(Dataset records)
--- Begin ---
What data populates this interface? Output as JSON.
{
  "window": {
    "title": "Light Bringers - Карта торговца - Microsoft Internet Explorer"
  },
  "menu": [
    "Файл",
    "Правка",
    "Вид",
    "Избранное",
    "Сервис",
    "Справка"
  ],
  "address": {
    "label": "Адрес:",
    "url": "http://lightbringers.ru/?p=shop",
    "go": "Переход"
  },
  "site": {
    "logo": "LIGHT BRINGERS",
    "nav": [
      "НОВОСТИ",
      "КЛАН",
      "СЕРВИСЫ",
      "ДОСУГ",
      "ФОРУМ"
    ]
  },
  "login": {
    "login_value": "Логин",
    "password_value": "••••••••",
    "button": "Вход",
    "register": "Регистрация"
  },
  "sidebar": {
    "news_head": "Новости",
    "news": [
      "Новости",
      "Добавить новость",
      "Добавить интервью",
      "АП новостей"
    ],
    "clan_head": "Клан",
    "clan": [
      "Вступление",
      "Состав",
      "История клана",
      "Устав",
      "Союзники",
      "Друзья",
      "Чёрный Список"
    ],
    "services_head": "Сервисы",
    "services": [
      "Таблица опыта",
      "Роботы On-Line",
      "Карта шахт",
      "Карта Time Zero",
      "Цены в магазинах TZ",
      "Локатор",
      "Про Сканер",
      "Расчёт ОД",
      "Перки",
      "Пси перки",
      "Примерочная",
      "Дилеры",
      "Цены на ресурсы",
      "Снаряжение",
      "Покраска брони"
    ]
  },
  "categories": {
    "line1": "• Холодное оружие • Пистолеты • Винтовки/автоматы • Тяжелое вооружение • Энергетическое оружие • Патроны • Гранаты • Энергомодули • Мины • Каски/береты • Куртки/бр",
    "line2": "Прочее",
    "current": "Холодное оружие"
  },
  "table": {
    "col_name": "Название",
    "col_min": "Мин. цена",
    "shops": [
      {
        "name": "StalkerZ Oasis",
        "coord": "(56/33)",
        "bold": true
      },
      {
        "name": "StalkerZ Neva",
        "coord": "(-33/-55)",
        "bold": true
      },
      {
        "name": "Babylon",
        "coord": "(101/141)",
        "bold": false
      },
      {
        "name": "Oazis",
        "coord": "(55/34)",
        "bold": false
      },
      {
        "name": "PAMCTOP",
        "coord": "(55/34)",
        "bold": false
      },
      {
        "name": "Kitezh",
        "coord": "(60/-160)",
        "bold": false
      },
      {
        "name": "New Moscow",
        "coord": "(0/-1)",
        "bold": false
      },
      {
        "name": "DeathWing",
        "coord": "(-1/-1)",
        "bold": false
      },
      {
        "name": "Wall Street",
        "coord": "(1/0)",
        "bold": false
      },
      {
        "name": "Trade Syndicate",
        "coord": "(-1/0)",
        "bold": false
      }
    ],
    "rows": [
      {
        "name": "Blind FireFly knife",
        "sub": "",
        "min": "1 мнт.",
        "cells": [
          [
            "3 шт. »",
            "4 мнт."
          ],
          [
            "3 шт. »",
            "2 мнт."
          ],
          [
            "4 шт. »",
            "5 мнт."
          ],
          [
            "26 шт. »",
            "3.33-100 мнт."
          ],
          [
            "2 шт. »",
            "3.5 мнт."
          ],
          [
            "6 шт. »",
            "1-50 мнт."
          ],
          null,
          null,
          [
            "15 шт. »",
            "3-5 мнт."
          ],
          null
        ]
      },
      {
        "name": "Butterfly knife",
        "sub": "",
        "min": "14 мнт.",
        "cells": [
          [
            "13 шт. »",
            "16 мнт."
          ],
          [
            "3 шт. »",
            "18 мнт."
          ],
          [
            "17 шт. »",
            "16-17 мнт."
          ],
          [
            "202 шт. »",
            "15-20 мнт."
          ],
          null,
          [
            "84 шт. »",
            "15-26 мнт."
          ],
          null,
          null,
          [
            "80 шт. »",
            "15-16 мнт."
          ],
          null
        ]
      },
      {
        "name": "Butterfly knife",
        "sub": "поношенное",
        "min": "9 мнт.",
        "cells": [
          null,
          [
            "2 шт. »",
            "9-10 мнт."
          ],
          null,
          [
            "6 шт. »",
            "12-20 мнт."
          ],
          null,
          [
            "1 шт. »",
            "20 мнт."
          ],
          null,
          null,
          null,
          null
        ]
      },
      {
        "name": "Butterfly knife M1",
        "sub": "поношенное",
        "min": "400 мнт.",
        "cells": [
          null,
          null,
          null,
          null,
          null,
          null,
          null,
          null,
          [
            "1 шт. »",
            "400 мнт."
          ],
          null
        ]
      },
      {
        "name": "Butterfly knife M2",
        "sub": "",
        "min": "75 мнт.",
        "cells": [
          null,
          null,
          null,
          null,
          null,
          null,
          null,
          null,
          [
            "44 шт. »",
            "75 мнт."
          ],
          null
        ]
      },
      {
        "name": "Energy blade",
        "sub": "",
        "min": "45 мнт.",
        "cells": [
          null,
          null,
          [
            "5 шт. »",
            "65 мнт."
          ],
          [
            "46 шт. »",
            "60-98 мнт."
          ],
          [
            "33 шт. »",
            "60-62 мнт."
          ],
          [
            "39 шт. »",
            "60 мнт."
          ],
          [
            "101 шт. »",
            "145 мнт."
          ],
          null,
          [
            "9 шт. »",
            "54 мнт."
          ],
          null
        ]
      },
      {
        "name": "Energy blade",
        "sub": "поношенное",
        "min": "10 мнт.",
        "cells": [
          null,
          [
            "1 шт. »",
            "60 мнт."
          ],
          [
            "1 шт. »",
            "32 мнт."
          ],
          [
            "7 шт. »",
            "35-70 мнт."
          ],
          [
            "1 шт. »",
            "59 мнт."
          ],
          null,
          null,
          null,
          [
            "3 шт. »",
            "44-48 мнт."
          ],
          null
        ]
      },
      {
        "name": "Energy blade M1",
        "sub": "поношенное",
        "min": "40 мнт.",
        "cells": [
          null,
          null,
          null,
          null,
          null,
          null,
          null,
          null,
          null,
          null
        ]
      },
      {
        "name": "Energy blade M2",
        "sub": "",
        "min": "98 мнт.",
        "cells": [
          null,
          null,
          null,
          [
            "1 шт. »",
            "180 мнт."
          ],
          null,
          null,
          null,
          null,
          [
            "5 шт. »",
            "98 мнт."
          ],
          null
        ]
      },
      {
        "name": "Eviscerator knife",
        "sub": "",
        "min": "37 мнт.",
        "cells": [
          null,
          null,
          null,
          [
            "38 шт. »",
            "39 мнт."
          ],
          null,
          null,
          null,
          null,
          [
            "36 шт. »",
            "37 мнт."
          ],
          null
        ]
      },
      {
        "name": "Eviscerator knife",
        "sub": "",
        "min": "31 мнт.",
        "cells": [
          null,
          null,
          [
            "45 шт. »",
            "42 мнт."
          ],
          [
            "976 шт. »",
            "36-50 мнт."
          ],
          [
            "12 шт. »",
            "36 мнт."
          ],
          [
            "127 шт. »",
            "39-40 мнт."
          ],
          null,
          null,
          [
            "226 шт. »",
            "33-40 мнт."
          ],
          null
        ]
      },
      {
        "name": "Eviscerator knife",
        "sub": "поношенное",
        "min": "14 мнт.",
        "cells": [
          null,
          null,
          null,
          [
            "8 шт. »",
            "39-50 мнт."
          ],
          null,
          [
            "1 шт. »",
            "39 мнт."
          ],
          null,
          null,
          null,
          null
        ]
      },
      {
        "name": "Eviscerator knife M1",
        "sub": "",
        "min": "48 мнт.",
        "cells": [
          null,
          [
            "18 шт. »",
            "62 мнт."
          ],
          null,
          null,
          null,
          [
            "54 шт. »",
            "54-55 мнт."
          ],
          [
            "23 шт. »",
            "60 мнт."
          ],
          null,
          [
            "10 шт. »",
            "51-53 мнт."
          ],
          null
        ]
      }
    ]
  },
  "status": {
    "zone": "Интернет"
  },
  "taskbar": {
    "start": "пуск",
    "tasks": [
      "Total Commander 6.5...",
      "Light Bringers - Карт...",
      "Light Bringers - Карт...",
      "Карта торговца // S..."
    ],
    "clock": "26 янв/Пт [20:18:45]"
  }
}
--- End ---
Work to be completed:
Collect, from the material above, every line containing the word "blade".

Solution to the problem:
        "name": "Energy blade",
        "name": "Energy blade",
        "name": "Energy blade M1",
        "name": "Energy blade M2",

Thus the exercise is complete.